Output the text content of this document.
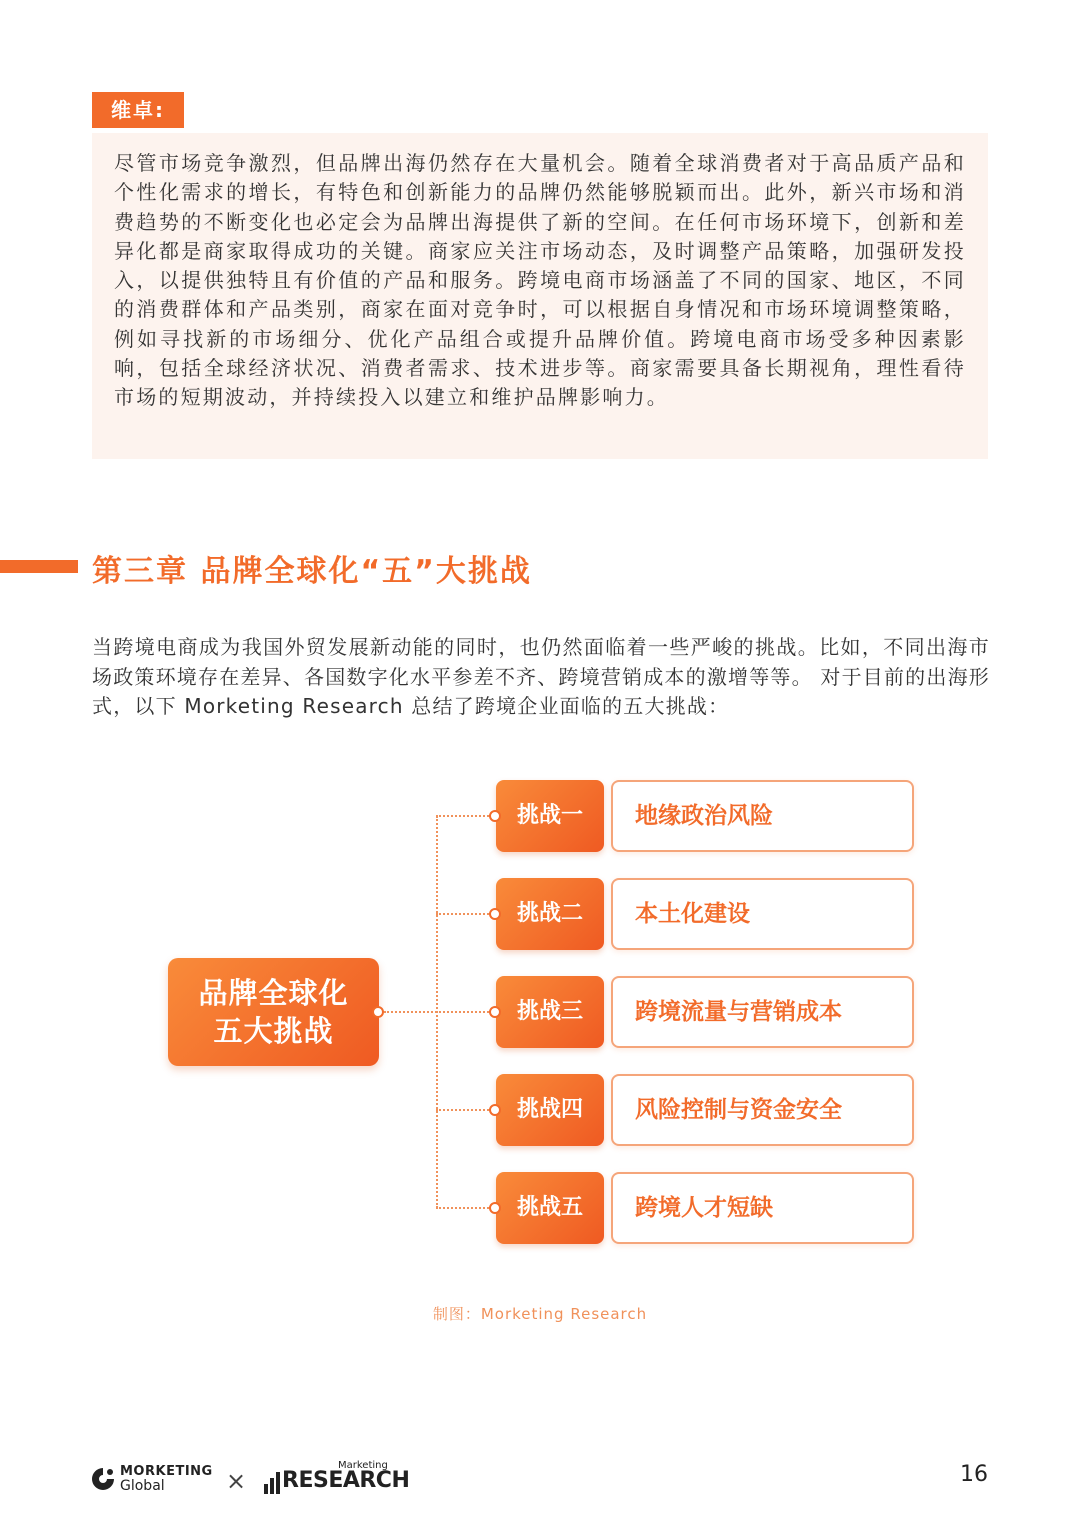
维卓:
尽管市场竞争激烈，但品牌出海仍然存在大量机会。随着全球消费者对于高品质产品和个性化需求的增长，有特色和创新能力的品牌仍然能够脱颖而出。此外，新兴市场和消费趋势的不断变化也必定会为品牌出海提供了新的空间。在任何市场环境下，创新和差异化都是商家取得成功的关键。商家应关注市场动态，及时调整产品策略，加强研发投入，以提供独特且有价值的产品和服务。跨境电商市场涵盖了不同的国家、地区，不同的消费群体和产品类别，商家在面对竞争时，可以根据自身情况和市场环境调整策略，例如寻找新的市场细分、优化产品组合或提升品牌价值。跨境电商市场受多种因素影响，包括全球经济状况、消费者需求、技术进步等。商家需要具备长期视角，理性看待市场的短期波动，并持续投入以建立和维护品牌影响力。
第三章 品牌全球化“五”大挑战
当跨境电商成为我国外贸发展新动能的同时，也仍然面临着一些严峻的挑战。比如，不同出海市场政策环境存在差异、各国数字化水平参差不齐、跨境营销成本的激增等等。 对于目前的出海形式，以下 Morketing Research 总结了跨境企业面临的五大挑战：
品牌全球化
五大挑战
挑战一	地缘政治风险
挑战二	本土化建设
挑战三	跨境流量与营销成本
挑战四	风险控制与资金安全
挑战五	跨境人才短缺
制图：Morketing Research
MORKETING
Global	×
Marketing
RESEARCH	16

● ● ● ●

### [Aim of the exercise]
Restate the data above word for word. Skip every picture.

### [Final result]
Output the text content of this document.
维卓:
尽管市场竞争激烈，但品牌出海仍然存在大量机会。随着全球消费者对于高品质产品和个性化需求的增长，有特色和创新能力的品牌仍然能够脱颖而出。此外，新兴市场和消费趋势的不断变化也必定会为品牌出海提供了新的空间。在任何市场环境下，创新和差异化都是商家取得成功的关键。商家应关注市场动态，及时调整产品策略，加强研发投入，以提供独特且有价值的产品和服务。跨境电商市场涵盖了不同的国家、地区，不同的消费群体和产品类别，商家在面对竞争时，可以根据自身情况和市场环境调整策略，例如寻找新的市场细分、优化产品组合或提升品牌价值。跨境电商市场受多种因素影响，包括全球经济状况、消费者需求、技术进步等。商家需要具备长期视角，理性看待市场的短期波动，并持续投入以建立和维护品牌影响力。
第三章 品牌全球化“五”大挑战
当跨境电商成为我国外贸发展新动能的同时，也仍然面临着一些严峻的挑战。比如，不同出海市场政策环境存在差异、各国数字化水平参差不齐、跨境营销成本的激增等等。 对于目前的出海形式，以下 Morketing Research 总结了跨境企业面临的五大挑战：
品牌全球化
五大挑战
挑战一	地缘政治风险
挑战二	本土化建设
挑战三	跨境流量与营销成本
挑战四	风险控制与资金安全
挑战五	跨境人才短缺
制图：Morketing Research
MORKETING
Global	×
Marketing
RESEARCH	16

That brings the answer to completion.